Retype the material that follows, keeping every word as it is.

▸ Provided data:
########################################
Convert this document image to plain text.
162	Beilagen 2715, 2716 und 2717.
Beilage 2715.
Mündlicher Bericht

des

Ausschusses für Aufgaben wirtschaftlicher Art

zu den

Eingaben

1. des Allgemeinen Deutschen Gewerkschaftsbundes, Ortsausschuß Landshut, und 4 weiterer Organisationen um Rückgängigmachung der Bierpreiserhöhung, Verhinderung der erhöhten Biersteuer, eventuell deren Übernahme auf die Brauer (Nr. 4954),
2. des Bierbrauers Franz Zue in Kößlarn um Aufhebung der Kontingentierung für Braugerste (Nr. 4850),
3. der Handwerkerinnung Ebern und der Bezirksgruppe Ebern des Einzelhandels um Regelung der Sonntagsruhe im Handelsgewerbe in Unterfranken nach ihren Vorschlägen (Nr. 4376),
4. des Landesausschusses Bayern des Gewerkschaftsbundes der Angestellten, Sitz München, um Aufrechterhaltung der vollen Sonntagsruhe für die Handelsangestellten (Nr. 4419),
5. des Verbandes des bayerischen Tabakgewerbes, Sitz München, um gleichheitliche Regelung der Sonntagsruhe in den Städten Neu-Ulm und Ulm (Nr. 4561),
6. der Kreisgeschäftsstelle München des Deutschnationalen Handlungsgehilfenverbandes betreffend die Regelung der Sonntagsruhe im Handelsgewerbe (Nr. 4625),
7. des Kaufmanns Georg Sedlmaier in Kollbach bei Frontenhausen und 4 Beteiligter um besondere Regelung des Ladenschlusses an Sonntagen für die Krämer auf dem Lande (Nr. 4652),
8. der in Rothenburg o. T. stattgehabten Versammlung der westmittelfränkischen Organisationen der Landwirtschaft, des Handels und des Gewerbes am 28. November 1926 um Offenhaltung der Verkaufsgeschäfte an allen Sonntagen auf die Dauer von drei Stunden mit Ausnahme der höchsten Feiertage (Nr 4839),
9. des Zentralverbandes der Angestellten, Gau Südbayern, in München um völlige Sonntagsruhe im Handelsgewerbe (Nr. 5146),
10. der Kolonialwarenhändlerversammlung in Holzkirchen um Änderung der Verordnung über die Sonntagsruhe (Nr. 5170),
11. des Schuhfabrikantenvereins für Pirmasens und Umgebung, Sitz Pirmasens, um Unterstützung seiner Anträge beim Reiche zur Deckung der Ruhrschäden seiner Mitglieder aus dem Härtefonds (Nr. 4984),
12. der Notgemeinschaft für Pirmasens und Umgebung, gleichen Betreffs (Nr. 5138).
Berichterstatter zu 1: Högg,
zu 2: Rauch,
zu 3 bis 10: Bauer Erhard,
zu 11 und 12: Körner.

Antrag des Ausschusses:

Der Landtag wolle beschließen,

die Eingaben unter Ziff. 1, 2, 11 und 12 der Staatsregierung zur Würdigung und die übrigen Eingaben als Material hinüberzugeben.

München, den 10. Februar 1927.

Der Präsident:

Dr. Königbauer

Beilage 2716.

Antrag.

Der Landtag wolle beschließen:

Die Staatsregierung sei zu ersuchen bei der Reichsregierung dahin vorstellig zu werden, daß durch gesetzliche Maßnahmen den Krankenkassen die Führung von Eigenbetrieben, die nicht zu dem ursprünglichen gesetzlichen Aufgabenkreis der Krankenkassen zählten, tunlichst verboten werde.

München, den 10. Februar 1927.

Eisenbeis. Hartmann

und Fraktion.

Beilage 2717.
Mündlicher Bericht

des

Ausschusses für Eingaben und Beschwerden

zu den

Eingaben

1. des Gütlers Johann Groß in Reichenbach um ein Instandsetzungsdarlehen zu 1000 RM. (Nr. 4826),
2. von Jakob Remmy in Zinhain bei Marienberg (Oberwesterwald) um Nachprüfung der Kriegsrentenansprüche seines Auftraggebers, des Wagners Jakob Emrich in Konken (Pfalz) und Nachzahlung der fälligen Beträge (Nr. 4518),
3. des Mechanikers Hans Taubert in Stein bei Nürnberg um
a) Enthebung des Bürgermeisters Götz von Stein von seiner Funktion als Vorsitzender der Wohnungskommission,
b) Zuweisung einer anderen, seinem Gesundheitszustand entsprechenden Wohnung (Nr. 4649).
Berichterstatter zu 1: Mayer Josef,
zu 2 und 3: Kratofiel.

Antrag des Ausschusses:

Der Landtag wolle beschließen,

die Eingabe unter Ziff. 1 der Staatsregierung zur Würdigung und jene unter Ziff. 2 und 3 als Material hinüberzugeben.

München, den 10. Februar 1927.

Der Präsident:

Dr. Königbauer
########################################
▸ Final result:
Convert this document image to plain text.
162	Beilagen 2715, 2716 und 2717.
Beilage 2715.
Mündlicher Bericht

des

Ausschusses für Aufgaben wirtschaftlicher Art

zu den

Eingaben

1. des Allgemeinen Deutschen Gewerkschaftsbundes, Ortsausschuß Landshut, und 4 weiterer Organisationen um Rückgängigmachung der Bierpreiserhöhung, Verhinderung der erhöhten Biersteuer, eventuell deren Übernahme auf die Brauer (Nr. 4954),
2. des Bierbrauers Franz Zue in Kößlarn um Aufhebung der Kontingentierung für Braugerste (Nr. 4850),
3. der Handwerkerinnung Ebern und der Bezirksgruppe Ebern des Einzelhandels um Regelung der Sonntagsruhe im Handelsgewerbe in Unterfranken nach ihren Vorschlägen (Nr. 4376),
4. des Landesausschusses Bayern des Gewerkschaftsbundes der Angestellten, Sitz München, um Aufrechterhaltung der vollen Sonntagsruhe für die Handelsangestellten (Nr. 4419),
5. des Verbandes des bayerischen Tabakgewerbes, Sitz München, um gleichheitliche Regelung der Sonntagsruhe in den Städten Neu-Ulm und Ulm (Nr. 4561),
6. der Kreisgeschäftsstelle München des Deutschnationalen Handlungsgehilfenverbandes betreffend die Regelung der Sonntagsruhe im Handelsgewerbe (Nr. 4625),
7. des Kaufmanns Georg Sedlmaier in Kollbach bei Frontenhausen und 4 Beteiligter um besondere Regelung des Ladenschlusses an Sonntagen für die Krämer auf dem Lande (Nr. 4652),
8. der in Rothenburg o. T. stattgehabten Versammlung der westmittelfränkischen Organisationen der Landwirtschaft, des Handels und des Gewerbes am 28. November 1926 um Offenhaltung der Verkaufsgeschäfte an allen Sonntagen auf die Dauer von drei Stunden mit Ausnahme der höchsten Feiertage (Nr 4839),
9. des Zentralverbandes der Angestellten, Gau Südbayern, in München um völlige Sonntagsruhe im Handelsgewerbe (Nr. 5146),
10. der Kolonialwarenhändlerversammlung in Holzkirchen um Änderung der Verordnung über die Sonntagsruhe (Nr. 5170),
11. des Schuhfabrikantenvereins für Pirmasens und Umgebung, Sitz Pirmasens, um Unterstützung seiner Anträge beim Reiche zur Deckung der Ruhrschäden seiner Mitglieder aus dem Härtefonds (Nr. 4984),
12. der Notgemeinschaft für Pirmasens und Umgebung, gleichen Betreffs (Nr. 5138).
Berichterstatter zu 1: Högg,
zu 2: Rauch,
zu 3 bis 10: Bauer Erhard,
zu 11 und 12: Körner.

Antrag des Ausschusses:

Der Landtag wolle beschließen,

die Eingaben unter Ziff. 1, 2, 11 und 12 der Staatsregierung zur Würdigung und die übrigen Eingaben als Material hinüberzugeben.

München, den 10. Februar 1927.

Der Präsident:

Dr. Königbauer

Beilage 2716.

Antrag.

Der Landtag wolle beschließen:

Die Staatsregierung sei zu ersuchen bei der Reichsregierung dahin vorstellig zu werden, daß durch gesetzliche Maßnahmen den Krankenkassen die Führung von Eigenbetrieben, die nicht zu dem ursprünglichen gesetzlichen Aufgabenkreis der Krankenkassen zählten, tunlichst verboten werde.

München, den 10. Februar 1927.

Eisenbeis. Hartmann

und Fraktion.

Beilage 2717.
Mündlicher Bericht

des

Ausschusses für Eingaben und Beschwerden

zu den

Eingaben

1. des Gütlers Johann Groß in Reichenbach um ein Instandsetzungsdarlehen zu 1000 RM. (Nr. 4826),
2. von Jakob Remmy in Zinhain bei Marienberg (Oberwesterwald) um Nachprüfung der Kriegsrentenansprüche seines Auftraggebers, des Wagners Jakob Emrich in Konken (Pfalz) und Nachzahlung der fälligen Beträge (Nr. 4518),
3. des Mechanikers Hans Taubert in Stein bei Nürnberg um
a) Enthebung des Bürgermeisters Götz von Stein von seiner Funktion als Vorsitzender der Wohnungskommission,
b) Zuweisung einer anderen, seinem Gesundheitszustand entsprechenden Wohnung (Nr. 4649).
Berichterstatter zu 1: Mayer Josef,
zu 2 und 3: Kratofiel.

Antrag des Ausschusses:

Der Landtag wolle beschließen,

die Eingabe unter Ziff. 1 der Staatsregierung zur Würdigung und jene unter Ziff. 2 und 3 als Material hinüberzugeben.

München, den 10. Februar 1927.

Der Präsident:

Dr. Königbauer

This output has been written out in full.